The exercise = Repeat the material exactly as it appears.

Items from a data source:
◇ ◇ ◇ ◇ ◇ ◇ ◇

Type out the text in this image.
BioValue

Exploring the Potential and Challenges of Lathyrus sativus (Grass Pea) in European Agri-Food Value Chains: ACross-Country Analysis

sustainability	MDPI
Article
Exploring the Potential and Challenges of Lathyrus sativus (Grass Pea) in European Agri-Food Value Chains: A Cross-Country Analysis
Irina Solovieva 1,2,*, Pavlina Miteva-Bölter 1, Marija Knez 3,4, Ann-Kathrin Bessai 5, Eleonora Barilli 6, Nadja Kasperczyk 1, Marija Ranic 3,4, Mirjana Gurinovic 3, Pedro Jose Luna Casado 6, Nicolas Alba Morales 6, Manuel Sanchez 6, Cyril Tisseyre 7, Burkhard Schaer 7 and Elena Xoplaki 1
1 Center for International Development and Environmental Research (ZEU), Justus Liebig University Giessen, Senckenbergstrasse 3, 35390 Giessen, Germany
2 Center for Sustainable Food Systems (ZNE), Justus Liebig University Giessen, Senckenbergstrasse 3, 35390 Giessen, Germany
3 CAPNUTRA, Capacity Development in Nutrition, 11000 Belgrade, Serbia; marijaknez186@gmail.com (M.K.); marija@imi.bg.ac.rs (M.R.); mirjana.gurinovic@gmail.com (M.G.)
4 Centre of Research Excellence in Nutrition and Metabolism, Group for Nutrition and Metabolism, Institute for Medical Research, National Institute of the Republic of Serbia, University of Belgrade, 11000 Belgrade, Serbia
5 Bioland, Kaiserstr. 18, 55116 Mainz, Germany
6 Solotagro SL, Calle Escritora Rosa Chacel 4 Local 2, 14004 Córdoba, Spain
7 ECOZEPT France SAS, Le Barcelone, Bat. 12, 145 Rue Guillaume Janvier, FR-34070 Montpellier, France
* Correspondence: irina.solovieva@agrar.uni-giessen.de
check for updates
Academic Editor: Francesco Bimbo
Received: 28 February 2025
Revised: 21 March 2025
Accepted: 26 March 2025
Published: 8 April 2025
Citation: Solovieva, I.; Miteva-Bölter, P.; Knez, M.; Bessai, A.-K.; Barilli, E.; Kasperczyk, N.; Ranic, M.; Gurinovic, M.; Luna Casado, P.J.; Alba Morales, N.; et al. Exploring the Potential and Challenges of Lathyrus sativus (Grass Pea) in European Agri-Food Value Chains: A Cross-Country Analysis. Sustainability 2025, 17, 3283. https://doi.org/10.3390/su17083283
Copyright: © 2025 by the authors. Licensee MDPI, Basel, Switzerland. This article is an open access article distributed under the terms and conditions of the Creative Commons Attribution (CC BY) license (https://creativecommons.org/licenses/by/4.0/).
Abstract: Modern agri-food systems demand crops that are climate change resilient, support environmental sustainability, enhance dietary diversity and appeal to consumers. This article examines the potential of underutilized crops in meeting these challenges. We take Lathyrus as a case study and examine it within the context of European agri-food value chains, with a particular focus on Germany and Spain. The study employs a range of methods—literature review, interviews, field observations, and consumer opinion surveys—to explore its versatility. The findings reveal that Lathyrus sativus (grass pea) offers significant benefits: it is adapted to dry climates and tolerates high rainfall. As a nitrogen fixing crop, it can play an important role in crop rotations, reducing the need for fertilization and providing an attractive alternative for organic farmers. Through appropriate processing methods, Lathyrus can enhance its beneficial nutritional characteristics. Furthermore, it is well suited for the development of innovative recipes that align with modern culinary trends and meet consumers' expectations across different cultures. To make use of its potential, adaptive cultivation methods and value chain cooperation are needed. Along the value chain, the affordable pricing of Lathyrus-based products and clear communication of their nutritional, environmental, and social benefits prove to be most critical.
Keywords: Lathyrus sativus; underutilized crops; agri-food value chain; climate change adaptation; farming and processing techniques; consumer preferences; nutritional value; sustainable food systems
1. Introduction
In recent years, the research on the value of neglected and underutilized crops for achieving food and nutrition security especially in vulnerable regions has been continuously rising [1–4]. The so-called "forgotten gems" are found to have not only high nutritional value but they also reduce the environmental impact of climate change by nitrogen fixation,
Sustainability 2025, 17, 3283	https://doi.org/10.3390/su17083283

◇ ◇ ◇ ◇ ◇ ◇ ◇

Exercise response =
Type out the text in this image.
BioValue

Exploring the Potential and Challenges of Lathyrus sativus (Grass Pea) in European Agri-Food Value Chains: ACross-Country Analysis

sustainability	MDPI
Article
Exploring the Potential and Challenges of Lathyrus sativus (Grass Pea) in European Agri-Food Value Chains: A Cross-Country Analysis
Irina Solovieva 1,2,*, Pavlina Miteva-Bölter 1, Marija Knez 3,4, Ann-Kathrin Bessai 5, Eleonora Barilli 6, Nadja Kasperczyk 1, Marija Ranic 3,4, Mirjana Gurinovic 3, Pedro Jose Luna Casado 6, Nicolas Alba Morales 6, Manuel Sanchez 6, Cyril Tisseyre 7, Burkhard Schaer 7 and Elena Xoplaki 1
1 Center for International Development and Environmental Research (ZEU), Justus Liebig University Giessen, Senckenbergstrasse 3, 35390 Giessen, Germany
2 Center for Sustainable Food Systems (ZNE), Justus Liebig University Giessen, Senckenbergstrasse 3, 35390 Giessen, Germany
3 CAPNUTRA, Capacity Development in Nutrition, 11000 Belgrade, Serbia; marijaknez186@gmail.com (M.K.); marija@imi.bg.ac.rs (M.R.); mirjana.gurinovic@gmail.com (M.G.)
4 Centre of Research Excellence in Nutrition and Metabolism, Group for Nutrition and Metabolism, Institute for Medical Research, National Institute of the Republic of Serbia, University of Belgrade, 11000 Belgrade, Serbia
5 Bioland, Kaiserstr. 18, 55116 Mainz, Germany
6 Solotagro SL, Calle Escritora Rosa Chacel 4 Local 2, 14004 Córdoba, Spain
7 ECOZEPT France SAS, Le Barcelone, Bat. 12, 145 Rue Guillaume Janvier, FR-34070 Montpellier, France
* Correspondence: irina.solovieva@agrar.uni-giessen.de
check for updates
Academic Editor: Francesco Bimbo
Received: 28 February 2025
Revised: 21 March 2025
Accepted: 26 March 2025
Published: 8 April 2025
Citation: Solovieva, I.; Miteva-Bölter, P.; Knez, M.; Bessai, A.-K.; Barilli, E.; Kasperczyk, N.; Ranic, M.; Gurinovic, M.; Luna Casado, P.J.; Alba Morales, N.; et al. Exploring the Potential and Challenges of Lathyrus sativus (Grass Pea) in European Agri-Food Value Chains: A Cross-Country Analysis. Sustainability 2025, 17, 3283. https://doi.org/10.3390/su17083283
Copyright: © 2025 by the authors. Licensee MDPI, Basel, Switzerland. This article is an open access article distributed under the terms and conditions of the Creative Commons Attribution (CC BY) license (https://creativecommons.org/licenses/by/4.0/).
Abstract: Modern agri-food systems demand crops that are climate change resilient, support environmental sustainability, enhance dietary diversity and appeal to consumers. This article examines the potential of underutilized crops in meeting these challenges. We take Lathyrus as a case study and examine it within the context of European agri-food value chains, with a particular focus on Germany and Spain. The study employs a range of methods—literature review, interviews, field observations, and consumer opinion surveys—to explore its versatility. The findings reveal that Lathyrus sativus (grass pea) offers significant benefits: it is adapted to dry climates and tolerates high rainfall. As a nitrogen fixing crop, it can play an important role in crop rotations, reducing the need for fertilization and providing an attractive alternative for organic farmers. Through appropriate processing methods, Lathyrus can enhance its beneficial nutritional characteristics. Furthermore, it is well suited for the development of innovative recipes that align with modern culinary trends and meet consumers' expectations across different cultures. To make use of its potential, adaptive cultivation methods and value chain cooperation are needed. Along the value chain, the affordable pricing of Lathyrus-based products and clear communication of their nutritional, environmental, and social benefits prove to be most critical.
Keywords: Lathyrus sativus; underutilized crops; agri-food value chain; climate change adaptation; farming and processing techniques; consumer preferences; nutritional value; sustainable food systems
1. Introduction
In recent years, the research on the value of neglected and underutilized crops for achieving food and nutrition security especially in vulnerable regions has been continuously rising [1–4]. The so-called "forgotten gems" are found to have not only high nutritional value but they also reduce the environmental impact of climate change by nitrogen fixation,
Sustainability 2025, 17, 3283	https://doi.org/10.3390/su17083283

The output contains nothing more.